● **YOUR OBJECTIVE**: Please transcribe the data that follows without the pictures, keeping every word the same.

▬▬▬▬▬▬▬▬▬▬

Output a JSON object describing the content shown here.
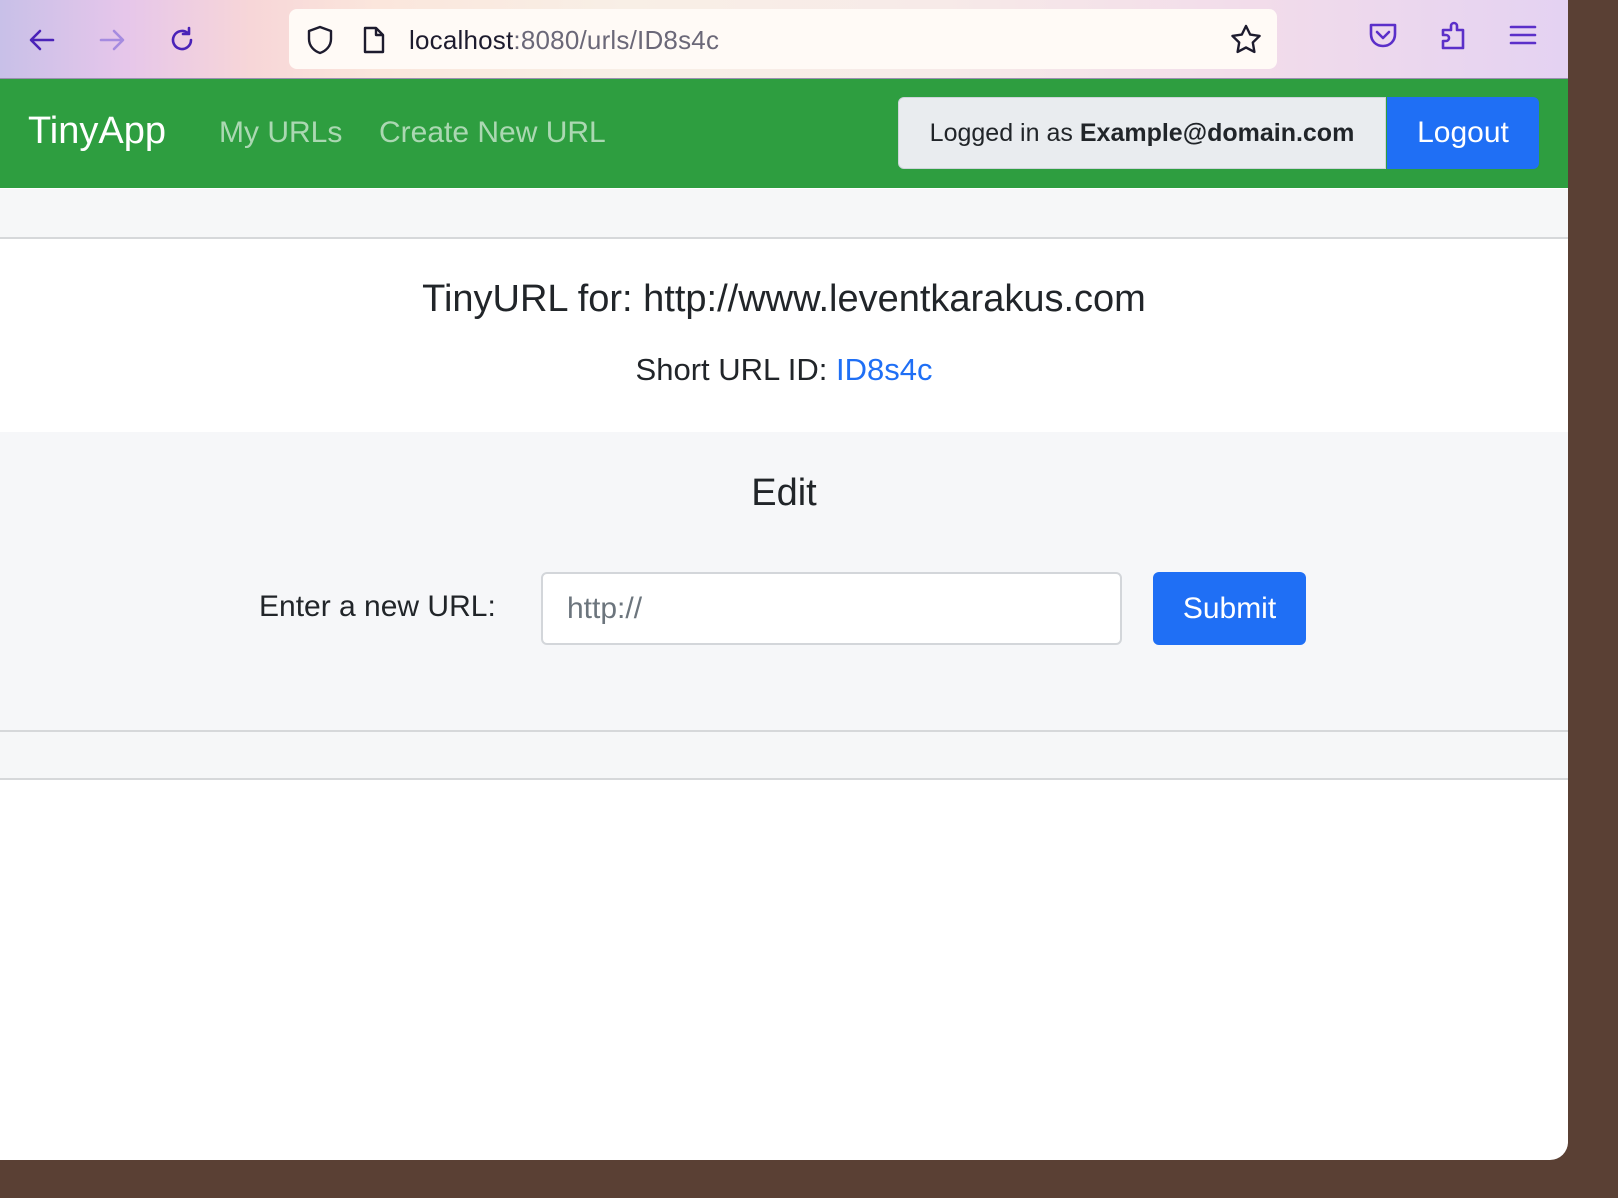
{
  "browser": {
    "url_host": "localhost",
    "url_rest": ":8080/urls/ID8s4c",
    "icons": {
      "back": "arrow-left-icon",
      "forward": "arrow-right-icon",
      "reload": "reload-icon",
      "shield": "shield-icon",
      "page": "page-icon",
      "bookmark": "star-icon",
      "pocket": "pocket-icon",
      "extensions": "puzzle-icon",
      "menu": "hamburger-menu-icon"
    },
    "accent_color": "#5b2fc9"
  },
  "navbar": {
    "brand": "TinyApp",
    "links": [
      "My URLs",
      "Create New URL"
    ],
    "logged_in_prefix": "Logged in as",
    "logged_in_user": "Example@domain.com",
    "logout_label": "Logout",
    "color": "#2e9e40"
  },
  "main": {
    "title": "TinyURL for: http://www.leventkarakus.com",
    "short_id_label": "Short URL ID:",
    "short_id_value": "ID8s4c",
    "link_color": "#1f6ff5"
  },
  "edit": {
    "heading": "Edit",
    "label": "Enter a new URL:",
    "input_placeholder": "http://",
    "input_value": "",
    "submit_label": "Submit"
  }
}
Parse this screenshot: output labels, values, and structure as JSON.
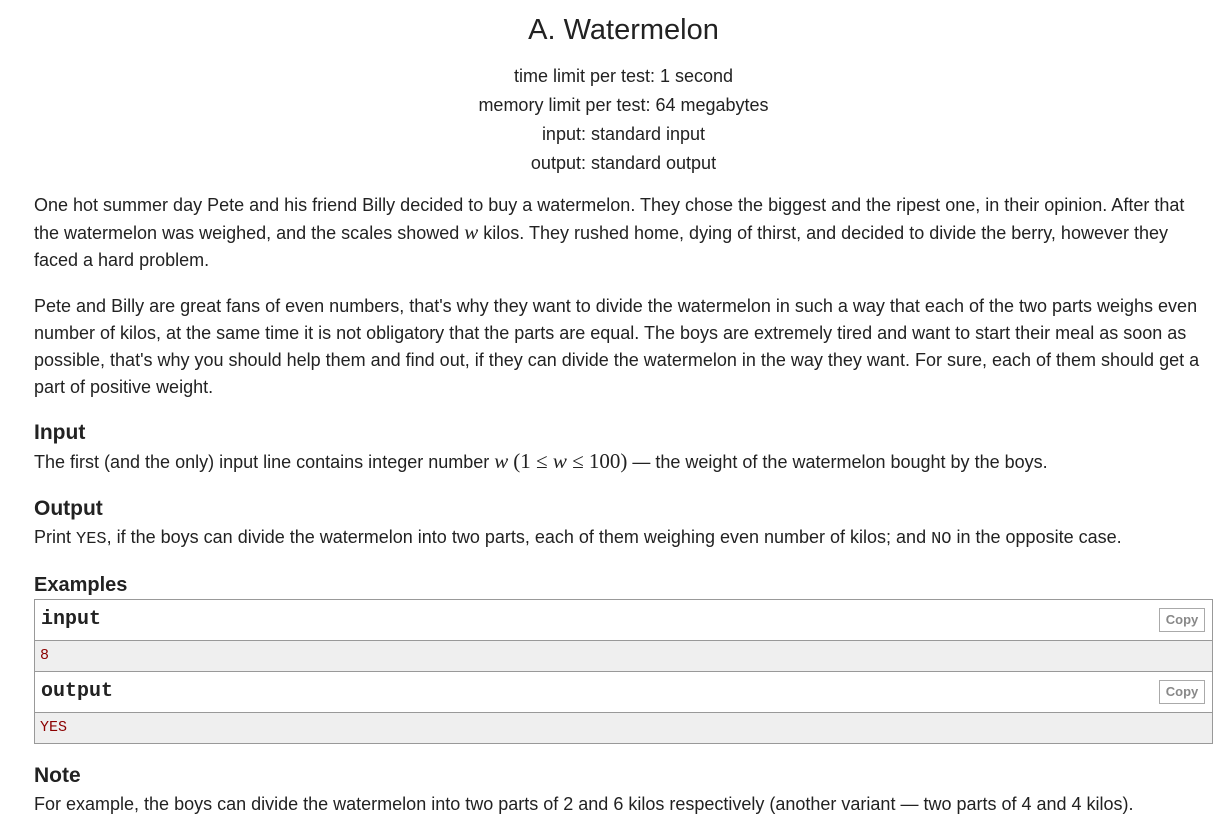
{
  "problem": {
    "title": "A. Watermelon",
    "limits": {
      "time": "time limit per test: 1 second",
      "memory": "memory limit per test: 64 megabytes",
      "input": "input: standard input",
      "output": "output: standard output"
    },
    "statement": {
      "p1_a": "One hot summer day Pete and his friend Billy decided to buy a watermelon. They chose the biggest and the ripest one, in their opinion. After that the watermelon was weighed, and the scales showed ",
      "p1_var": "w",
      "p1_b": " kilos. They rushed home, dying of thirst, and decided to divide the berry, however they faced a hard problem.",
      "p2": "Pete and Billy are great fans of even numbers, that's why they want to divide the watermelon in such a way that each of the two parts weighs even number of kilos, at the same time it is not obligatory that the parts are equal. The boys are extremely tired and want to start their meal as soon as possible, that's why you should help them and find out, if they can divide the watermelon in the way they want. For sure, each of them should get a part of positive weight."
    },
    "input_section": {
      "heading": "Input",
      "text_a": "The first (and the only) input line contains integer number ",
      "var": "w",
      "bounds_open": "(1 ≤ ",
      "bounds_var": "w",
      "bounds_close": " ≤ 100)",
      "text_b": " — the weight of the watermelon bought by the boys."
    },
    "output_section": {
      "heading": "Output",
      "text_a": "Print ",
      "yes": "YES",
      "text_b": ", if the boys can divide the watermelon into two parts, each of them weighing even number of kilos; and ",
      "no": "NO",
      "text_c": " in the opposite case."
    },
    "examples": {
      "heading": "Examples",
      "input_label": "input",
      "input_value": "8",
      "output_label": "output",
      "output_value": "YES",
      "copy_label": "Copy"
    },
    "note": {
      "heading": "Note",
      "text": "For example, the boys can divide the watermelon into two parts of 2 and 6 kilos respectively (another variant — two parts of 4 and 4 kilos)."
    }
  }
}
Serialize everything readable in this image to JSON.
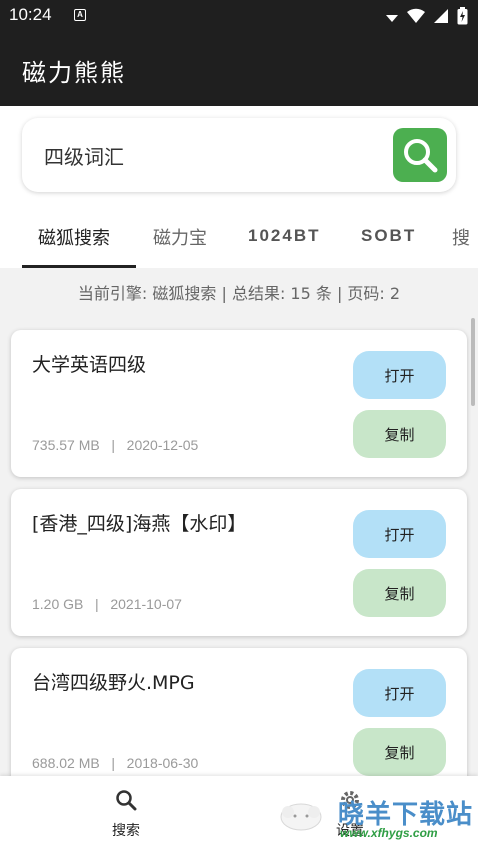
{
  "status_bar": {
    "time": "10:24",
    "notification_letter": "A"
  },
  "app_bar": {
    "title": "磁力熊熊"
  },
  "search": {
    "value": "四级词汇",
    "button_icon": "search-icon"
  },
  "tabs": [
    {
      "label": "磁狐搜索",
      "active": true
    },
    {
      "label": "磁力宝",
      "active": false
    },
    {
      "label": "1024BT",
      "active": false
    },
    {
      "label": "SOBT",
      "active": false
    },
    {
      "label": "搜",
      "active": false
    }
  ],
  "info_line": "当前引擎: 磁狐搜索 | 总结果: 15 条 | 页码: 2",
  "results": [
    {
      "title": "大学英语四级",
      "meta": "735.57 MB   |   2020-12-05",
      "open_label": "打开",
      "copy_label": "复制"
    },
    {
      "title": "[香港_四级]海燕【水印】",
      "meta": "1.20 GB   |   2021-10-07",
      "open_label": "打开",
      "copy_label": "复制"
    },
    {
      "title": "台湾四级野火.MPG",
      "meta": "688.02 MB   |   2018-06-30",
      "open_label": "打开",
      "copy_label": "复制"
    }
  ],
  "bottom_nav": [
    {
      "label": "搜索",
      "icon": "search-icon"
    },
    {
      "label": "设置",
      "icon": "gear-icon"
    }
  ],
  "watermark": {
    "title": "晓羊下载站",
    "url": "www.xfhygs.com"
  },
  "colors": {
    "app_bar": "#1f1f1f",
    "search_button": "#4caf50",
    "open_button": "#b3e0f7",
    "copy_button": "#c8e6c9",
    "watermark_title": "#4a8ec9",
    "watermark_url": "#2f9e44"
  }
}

▬▬▬▬▬▬▬▬▬▬

● **SOLUTION**:
Output a JSON object describing the content shown here.
{
  "browser": {
    "url_host": "localhost",
    "url_rest": ":8080/urls/ID8s4c",
    "icons": {
      "back": "arrow-left-icon",
      "forward": "arrow-right-icon",
      "reload": "reload-icon",
      "shield": "shield-icon",
      "page": "page-icon",
      "bookmark": "star-icon",
      "pocket": "pocket-icon",
      "extensions": "puzzle-icon",
      "menu": "hamburger-menu-icon"
    },
    "accent_color": "#5b2fc9"
  },
  "navbar": {
    "brand": "TinyApp",
    "links": [
      "My URLs",
      "Create New URL"
    ],
    "logged_in_prefix": "Logged in as",
    "logged_in_user": "Example@domain.com",
    "logout_label": "Logout",
    "color": "#2e9e40"
  },
  "main": {
    "title": "TinyURL for: http://www.leventkarakus.com",
    "short_id_label": "Short URL ID:",
    "short_id_value": "ID8s4c",
    "link_color": "#1f6ff5"
  },
  "edit": {
    "heading": "Edit",
    "label": "Enter a new URL:",
    "input_placeholder": "http://",
    "input_value": "",
    "submit_label": "Submit"
  }
}
Parse this screenshot: output labels, values, and structure as JSON.
{
  "problem": {
    "title": "A. Watermelon",
    "limits": {
      "time": "time limit per test: 1 second",
      "memory": "memory limit per test: 64 megabytes",
      "input": "input: standard input",
      "output": "output: standard output"
    },
    "statement": {
      "p1_a": "One hot summer day Pete and his friend Billy decided to buy a watermelon. They chose the biggest and the ripest one, in their opinion. After that the watermelon was weighed, and the scales showed ",
      "p1_var": "w",
      "p1_b": " kilos. They rushed home, dying of thirst, and decided to divide the berry, however they faced a hard problem.",
      "p2": "Pete and Billy are great fans of even numbers, that's why they want to divide the watermelon in such a way that each of the two parts weighs even number of kilos, at the same time it is not obligatory that the parts are equal. The boys are extremely tired and want to start their meal as soon as possible, that's why you should help them and find out, if they can divide the watermelon in the way they want. For sure, each of them should get a part of positive weight."
    },
    "input_section": {
      "heading": "Input",
      "text_a": "The first (and the only) input line contains integer number ",
      "var": "w",
      "bounds_open": "(1 ≤ ",
      "bounds_var": "w",
      "bounds_close": " ≤ 100)",
      "text_b": " — the weight of the watermelon bought by the boys."
    },
    "output_section": {
      "heading": "Output",
      "text_a": "Print ",
      "yes": "YES",
      "text_b": ", if the boys can divide the watermelon into two parts, each of them weighing even number of kilos; and ",
      "no": "NO",
      "text_c": " in the opposite case."
    },
    "examples": {
      "heading": "Examples",
      "input_label": "input",
      "input_value": "8",
      "output_label": "output",
      "output_value": "YES",
      "copy_label": "Copy"
    },
    "note": {
      "heading": "Note",
      "text": "For example, the boys can divide the watermelon into two parts of 2 and 6 kilos respectively (another variant — two parts of 4 and 4 kilos)."
    }
  }
}
Serialize everything readable in this image to JSON.
{
  "status_bar": {
    "time": "10:24",
    "notification_letter": "A"
  },
  "app_bar": {
    "title": "磁力熊熊"
  },
  "search": {
    "value": "四级词汇",
    "button_icon": "search-icon"
  },
  "tabs": [
    {
      "label": "磁狐搜索",
      "active": true
    },
    {
      "label": "磁力宝",
      "active": false
    },
    {
      "label": "1024BT",
      "active": false
    },
    {
      "label": "SOBT",
      "active": false
    },
    {
      "label": "搜",
      "active": false
    }
  ],
  "info_line": "当前引擎: 磁狐搜索 | 总结果: 15 条 | 页码: 2",
  "results": [
    {
      "title": "大学英语四级",
      "meta": "735.57 MB   |   2020-12-05",
      "open_label": "打开",
      "copy_label": "复制"
    },
    {
      "title": "[香港_四级]海燕【水印】",
      "meta": "1.20 GB   |   2021-10-07",
      "open_label": "打开",
      "copy_label": "复制"
    },
    {
      "title": "台湾四级野火.MPG",
      "meta": "688.02 MB   |   2018-06-30",
      "open_label": "打开",
      "copy_label": "复制"
    }
  ],
  "bottom_nav": [
    {
      "label": "搜索",
      "icon": "search-icon"
    },
    {
      "label": "设置",
      "icon": "gear-icon"
    }
  ],
  "watermark": {
    "title": "晓羊下载站",
    "url": "www.xfhygs.com"
  },
  "colors": {
    "app_bar": "#1f1f1f",
    "search_button": "#4caf50",
    "open_button": "#b3e0f7",
    "copy_button": "#c8e6c9",
    "watermark_title": "#4a8ec9",
    "watermark_url": "#2f9e44"
  }
}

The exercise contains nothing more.